'''

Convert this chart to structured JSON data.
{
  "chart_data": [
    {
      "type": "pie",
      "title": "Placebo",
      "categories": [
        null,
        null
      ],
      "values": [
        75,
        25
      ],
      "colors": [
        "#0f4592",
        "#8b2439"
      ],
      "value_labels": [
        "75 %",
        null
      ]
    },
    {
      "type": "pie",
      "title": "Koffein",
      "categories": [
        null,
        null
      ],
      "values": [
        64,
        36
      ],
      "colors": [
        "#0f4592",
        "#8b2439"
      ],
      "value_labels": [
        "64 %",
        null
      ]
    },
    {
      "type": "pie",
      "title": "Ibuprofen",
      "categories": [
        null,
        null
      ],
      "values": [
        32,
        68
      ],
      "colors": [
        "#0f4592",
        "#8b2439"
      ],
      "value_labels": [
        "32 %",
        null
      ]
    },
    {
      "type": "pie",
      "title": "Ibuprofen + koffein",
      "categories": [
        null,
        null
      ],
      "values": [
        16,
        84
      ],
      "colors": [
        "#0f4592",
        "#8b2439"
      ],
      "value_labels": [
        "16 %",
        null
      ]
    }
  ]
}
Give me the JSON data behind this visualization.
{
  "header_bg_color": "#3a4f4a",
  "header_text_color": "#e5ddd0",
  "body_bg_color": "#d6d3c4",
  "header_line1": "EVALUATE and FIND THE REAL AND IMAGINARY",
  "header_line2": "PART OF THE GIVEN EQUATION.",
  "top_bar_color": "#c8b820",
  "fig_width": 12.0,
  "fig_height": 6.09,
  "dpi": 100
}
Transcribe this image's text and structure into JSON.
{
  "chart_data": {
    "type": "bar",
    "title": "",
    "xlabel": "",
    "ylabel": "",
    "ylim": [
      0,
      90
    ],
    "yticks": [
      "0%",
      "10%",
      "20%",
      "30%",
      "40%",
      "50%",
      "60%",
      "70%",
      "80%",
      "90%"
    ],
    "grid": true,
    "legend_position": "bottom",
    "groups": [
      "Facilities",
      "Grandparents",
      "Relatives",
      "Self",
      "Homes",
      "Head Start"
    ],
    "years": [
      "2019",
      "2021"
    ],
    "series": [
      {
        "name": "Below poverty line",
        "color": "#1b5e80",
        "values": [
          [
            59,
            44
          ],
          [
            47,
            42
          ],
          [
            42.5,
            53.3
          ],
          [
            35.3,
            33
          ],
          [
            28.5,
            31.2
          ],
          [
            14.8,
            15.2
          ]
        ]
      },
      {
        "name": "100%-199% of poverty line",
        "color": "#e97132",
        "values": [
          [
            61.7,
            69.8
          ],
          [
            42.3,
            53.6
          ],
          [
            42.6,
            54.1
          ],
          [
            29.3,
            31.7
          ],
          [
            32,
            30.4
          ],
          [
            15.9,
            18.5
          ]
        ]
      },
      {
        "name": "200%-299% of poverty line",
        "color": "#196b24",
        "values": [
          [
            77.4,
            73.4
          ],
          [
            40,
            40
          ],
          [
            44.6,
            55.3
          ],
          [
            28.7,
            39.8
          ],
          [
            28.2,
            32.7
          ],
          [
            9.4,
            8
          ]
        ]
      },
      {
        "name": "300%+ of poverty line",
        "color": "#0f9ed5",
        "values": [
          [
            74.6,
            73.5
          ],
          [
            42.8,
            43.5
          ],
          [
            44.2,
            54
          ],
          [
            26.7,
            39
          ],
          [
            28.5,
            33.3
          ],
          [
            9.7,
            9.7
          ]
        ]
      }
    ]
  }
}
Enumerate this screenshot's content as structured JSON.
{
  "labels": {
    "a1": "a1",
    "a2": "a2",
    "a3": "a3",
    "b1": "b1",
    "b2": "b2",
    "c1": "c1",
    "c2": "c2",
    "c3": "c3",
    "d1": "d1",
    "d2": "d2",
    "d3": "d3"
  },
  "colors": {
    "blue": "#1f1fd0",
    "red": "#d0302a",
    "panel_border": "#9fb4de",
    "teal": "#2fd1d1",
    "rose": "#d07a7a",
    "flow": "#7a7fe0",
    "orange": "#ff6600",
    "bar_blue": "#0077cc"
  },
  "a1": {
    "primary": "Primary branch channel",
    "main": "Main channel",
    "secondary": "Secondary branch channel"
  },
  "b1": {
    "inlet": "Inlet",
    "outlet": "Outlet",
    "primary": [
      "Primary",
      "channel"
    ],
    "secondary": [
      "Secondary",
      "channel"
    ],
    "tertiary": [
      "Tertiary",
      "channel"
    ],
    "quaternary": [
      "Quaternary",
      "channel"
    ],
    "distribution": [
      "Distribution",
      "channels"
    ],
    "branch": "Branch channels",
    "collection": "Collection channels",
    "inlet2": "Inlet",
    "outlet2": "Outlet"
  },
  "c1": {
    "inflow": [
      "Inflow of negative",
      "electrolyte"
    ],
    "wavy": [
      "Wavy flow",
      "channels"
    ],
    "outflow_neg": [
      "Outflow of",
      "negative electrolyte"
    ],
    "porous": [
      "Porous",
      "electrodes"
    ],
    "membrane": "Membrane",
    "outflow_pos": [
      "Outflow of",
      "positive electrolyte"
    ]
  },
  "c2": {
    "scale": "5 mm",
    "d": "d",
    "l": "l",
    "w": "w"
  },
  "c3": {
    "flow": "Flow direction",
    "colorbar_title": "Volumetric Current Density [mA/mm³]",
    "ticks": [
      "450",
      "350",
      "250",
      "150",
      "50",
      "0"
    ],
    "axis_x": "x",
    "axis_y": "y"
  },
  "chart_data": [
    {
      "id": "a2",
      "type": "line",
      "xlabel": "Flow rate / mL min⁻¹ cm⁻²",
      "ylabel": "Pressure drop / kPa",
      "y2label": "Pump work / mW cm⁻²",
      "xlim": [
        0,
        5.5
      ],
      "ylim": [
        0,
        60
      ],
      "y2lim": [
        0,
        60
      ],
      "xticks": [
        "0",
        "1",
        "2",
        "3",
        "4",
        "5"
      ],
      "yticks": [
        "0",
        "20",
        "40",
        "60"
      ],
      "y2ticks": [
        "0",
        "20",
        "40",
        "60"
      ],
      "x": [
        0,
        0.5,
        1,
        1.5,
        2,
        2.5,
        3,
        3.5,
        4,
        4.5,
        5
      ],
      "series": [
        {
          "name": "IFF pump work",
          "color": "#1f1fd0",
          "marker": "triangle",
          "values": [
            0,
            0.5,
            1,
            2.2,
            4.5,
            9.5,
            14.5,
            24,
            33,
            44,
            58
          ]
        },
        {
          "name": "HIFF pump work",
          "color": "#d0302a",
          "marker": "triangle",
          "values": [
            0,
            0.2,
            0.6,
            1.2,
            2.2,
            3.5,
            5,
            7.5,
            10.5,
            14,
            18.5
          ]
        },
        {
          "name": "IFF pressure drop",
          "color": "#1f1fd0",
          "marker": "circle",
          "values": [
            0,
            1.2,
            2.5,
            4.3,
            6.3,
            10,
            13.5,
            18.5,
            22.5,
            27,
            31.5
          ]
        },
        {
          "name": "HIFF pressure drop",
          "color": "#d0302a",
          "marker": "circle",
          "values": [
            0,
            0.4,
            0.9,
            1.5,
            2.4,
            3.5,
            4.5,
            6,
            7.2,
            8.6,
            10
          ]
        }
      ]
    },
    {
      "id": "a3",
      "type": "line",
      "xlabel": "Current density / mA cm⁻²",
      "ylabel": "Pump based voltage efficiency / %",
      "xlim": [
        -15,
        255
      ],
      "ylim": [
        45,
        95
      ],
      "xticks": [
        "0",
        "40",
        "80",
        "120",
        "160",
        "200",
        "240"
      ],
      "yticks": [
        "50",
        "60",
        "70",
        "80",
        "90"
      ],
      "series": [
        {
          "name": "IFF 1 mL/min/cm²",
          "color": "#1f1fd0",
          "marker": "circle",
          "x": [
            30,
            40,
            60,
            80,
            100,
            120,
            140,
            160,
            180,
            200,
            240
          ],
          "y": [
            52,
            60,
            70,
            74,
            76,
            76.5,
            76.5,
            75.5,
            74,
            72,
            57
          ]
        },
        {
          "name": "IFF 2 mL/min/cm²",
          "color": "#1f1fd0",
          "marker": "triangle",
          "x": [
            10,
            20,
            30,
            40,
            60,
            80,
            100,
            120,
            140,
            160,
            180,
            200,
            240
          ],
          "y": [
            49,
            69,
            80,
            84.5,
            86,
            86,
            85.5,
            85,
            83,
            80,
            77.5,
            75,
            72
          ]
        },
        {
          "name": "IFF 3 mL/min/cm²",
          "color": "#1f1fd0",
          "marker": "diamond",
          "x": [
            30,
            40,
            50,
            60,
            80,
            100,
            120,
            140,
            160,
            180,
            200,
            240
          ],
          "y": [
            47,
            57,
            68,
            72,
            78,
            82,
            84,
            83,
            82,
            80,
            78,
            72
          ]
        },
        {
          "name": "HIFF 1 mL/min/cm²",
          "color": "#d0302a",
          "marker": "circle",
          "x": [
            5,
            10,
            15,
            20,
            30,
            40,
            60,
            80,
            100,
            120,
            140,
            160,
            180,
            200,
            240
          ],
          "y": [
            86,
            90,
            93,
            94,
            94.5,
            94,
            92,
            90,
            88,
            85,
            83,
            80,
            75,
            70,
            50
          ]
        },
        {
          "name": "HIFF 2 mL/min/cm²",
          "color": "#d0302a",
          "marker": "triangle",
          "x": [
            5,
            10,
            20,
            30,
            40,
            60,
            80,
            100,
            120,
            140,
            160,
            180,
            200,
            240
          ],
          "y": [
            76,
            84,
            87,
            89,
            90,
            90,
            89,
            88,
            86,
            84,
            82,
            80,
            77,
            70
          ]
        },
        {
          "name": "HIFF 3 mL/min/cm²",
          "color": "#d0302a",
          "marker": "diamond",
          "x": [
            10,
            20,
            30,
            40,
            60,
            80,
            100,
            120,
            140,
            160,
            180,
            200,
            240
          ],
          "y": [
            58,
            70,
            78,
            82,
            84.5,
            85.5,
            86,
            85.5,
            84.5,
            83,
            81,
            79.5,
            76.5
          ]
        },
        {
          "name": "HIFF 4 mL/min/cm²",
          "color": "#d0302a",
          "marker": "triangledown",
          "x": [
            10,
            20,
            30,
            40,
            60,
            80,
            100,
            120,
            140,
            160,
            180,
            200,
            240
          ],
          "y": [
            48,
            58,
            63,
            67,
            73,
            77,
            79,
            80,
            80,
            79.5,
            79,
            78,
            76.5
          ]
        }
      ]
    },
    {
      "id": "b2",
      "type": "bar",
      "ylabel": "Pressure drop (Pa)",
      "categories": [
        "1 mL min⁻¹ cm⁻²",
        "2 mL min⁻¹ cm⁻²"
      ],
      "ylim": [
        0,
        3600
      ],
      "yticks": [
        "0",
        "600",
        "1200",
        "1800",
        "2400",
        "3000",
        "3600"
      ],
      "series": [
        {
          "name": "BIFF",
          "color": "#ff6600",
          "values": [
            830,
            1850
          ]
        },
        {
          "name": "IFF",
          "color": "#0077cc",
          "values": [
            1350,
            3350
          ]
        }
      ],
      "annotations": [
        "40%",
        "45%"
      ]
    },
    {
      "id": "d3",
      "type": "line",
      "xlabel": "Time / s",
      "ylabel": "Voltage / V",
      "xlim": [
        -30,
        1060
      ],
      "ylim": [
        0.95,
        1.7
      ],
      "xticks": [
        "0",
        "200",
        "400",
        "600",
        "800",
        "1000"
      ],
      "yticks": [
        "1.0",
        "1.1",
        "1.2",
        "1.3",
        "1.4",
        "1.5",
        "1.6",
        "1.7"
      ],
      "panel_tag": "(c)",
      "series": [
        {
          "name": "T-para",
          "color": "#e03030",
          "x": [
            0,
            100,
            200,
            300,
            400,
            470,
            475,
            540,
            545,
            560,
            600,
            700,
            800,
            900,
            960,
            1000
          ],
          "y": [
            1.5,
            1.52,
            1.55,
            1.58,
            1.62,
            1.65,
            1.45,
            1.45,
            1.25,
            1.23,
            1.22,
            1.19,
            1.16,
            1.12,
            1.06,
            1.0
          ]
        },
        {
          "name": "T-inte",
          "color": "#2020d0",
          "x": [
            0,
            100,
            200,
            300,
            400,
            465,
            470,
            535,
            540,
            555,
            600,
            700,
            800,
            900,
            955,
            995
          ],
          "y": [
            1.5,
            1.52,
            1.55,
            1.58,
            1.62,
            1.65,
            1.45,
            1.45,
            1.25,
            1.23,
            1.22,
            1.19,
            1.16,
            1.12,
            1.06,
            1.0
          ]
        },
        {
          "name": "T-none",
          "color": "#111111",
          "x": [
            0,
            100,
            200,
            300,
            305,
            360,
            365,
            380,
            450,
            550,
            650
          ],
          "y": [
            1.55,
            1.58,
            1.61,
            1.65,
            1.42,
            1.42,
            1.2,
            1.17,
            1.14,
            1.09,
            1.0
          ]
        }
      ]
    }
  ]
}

'''

List all lines holding the string "drop".

■ **Result of this exercise**:
      "ylabel": "Pressure drop / kPa",
          "name": "IFF pressure drop",
          "name": "HIFF pressure drop",
      "ylabel": "Pressure drop (Pa)",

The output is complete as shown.